» Given data

+++

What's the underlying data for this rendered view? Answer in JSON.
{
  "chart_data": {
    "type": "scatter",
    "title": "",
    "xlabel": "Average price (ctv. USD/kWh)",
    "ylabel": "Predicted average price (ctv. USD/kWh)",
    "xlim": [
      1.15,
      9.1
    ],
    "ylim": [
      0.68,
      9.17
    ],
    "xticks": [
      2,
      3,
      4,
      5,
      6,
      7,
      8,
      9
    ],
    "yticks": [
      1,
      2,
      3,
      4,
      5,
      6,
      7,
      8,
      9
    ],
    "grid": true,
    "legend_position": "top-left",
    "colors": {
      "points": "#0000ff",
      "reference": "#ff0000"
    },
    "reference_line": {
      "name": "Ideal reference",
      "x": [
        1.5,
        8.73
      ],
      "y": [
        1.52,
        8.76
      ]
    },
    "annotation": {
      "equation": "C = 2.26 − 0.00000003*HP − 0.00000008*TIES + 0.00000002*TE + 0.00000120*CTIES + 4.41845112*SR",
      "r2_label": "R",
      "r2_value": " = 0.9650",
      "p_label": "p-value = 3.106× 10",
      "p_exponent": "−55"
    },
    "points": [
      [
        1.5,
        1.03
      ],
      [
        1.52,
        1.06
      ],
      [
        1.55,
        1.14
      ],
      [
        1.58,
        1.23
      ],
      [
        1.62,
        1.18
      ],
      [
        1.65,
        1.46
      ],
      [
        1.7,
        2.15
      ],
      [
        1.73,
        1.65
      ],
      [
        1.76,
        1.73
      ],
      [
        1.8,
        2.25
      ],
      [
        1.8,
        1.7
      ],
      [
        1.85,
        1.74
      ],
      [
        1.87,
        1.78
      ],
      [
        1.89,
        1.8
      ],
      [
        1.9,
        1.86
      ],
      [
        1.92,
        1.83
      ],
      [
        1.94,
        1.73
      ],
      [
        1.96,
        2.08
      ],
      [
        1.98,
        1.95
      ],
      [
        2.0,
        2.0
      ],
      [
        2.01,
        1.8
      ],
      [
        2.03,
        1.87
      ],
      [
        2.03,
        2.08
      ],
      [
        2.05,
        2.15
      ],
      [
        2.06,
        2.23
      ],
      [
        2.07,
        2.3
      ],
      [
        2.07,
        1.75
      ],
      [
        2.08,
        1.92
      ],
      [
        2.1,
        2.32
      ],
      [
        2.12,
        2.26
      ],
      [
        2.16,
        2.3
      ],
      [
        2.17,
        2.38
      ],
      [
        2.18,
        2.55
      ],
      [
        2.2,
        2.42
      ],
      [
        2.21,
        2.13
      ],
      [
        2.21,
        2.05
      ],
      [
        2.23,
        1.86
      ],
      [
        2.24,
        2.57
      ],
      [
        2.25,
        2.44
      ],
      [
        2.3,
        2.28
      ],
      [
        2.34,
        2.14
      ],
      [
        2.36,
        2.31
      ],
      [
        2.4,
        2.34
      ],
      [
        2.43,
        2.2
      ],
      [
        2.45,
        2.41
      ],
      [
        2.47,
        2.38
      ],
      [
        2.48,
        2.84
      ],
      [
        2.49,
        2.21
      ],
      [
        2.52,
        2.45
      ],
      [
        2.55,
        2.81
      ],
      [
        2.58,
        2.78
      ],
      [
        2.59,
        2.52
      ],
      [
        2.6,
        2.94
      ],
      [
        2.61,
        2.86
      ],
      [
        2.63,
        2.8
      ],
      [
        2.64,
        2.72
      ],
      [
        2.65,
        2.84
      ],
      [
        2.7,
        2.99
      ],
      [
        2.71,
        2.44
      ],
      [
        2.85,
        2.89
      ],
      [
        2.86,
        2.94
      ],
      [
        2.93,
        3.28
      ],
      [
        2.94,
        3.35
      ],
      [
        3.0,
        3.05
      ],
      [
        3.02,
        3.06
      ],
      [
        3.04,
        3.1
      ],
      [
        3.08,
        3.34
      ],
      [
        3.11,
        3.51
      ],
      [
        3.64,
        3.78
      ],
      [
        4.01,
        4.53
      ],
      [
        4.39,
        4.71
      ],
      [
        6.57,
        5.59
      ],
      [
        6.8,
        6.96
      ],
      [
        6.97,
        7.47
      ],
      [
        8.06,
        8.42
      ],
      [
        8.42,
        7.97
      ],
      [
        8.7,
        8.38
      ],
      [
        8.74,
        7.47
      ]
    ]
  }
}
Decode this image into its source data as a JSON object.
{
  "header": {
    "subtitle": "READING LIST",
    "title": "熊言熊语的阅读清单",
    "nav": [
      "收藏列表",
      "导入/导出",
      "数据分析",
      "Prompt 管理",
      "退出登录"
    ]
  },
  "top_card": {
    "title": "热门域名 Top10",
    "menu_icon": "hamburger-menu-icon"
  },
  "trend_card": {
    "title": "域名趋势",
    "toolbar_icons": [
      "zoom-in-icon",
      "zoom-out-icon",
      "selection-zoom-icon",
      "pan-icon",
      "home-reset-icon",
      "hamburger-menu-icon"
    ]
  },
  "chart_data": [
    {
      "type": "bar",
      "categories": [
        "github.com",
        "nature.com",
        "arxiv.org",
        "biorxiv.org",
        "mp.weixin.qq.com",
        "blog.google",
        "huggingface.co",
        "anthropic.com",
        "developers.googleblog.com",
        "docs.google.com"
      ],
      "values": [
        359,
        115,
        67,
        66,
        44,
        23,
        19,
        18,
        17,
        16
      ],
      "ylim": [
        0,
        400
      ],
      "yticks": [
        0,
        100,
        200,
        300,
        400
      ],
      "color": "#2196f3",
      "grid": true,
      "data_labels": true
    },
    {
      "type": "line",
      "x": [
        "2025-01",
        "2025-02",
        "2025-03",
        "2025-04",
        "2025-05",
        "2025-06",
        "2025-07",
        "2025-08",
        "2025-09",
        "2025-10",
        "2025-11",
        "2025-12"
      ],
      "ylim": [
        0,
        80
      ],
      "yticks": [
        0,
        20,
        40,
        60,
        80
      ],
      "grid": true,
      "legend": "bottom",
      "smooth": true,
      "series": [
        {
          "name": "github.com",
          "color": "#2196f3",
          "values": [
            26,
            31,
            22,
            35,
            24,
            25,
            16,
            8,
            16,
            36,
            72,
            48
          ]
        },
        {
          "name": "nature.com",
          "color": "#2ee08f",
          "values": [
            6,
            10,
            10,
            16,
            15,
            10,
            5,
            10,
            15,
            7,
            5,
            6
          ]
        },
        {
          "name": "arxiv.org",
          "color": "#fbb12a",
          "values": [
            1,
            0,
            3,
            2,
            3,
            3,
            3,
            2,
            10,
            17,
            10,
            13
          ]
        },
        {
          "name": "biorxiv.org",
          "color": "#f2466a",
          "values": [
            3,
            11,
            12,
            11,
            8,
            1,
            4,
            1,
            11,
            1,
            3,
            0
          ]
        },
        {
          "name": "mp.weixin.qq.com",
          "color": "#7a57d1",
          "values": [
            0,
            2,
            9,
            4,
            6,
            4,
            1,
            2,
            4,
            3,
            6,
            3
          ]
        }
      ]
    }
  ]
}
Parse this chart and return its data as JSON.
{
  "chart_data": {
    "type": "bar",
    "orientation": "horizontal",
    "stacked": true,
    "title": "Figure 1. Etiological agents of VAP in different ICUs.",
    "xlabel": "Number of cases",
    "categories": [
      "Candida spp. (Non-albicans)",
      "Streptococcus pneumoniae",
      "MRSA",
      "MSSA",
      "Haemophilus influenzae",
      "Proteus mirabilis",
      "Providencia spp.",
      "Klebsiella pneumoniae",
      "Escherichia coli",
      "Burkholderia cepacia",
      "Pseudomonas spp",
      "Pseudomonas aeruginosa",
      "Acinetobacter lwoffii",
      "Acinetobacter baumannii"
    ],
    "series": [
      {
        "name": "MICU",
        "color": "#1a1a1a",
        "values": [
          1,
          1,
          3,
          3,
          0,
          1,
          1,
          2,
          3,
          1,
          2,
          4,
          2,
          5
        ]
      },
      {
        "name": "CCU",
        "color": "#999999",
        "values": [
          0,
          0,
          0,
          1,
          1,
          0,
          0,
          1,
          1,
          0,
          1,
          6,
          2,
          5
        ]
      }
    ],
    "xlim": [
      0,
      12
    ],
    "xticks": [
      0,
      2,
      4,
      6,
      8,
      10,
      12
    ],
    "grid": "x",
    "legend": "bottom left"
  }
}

+++

» Brief
Your task is to reproduce, exactly and exclusively, the lines from the one holding "Parse this chart and return its data as JSON." through the final line of the listing.

» The reply
Parse this chart and return its data as JSON.
{
  "chart_data": {
    "type": "bar",
    "orientation": "horizontal",
    "stacked": true,
    "title": "Figure 1. Etiological agents of VAP in different ICUs.",
    "xlabel": "Number of cases",
    "categories": [
      "Candida spp. (Non-albicans)",
      "Streptococcus pneumoniae",
      "MRSA",
      "MSSA",
      "Haemophilus influenzae",
      "Proteus mirabilis",
      "Providencia spp.",
      "Klebsiella pneumoniae",
      "Escherichia coli",
      "Burkholderia cepacia",
      "Pseudomonas spp",
      "Pseudomonas aeruginosa",
      "Acinetobacter lwoffii",
      "Acinetobacter baumannii"
    ],
    "series": [
      {
        "name": "MICU",
        "color": "#1a1a1a",
        "values": [
          1,
          1,
          3,
          3,
          0,
          1,
          1,
          2,
          3,
          1,
          2,
          4,
          2,
          5
        ]
      },
      {
        "name": "CCU",
        "color": "#999999",
        "values": [
          0,
          0,
          0,
          1,
          1,
          0,
          0,
          1,
          1,
          0,
          1,
          6,
          2,
          5
        ]
      }
    ],
    "xlim": [
      0,
      12
    ],
    "xticks": [
      0,
      2,
      4,
      6,
      8,
      10,
      12
    ],
    "grid": "x",
    "legend": "bottom left"
  }
}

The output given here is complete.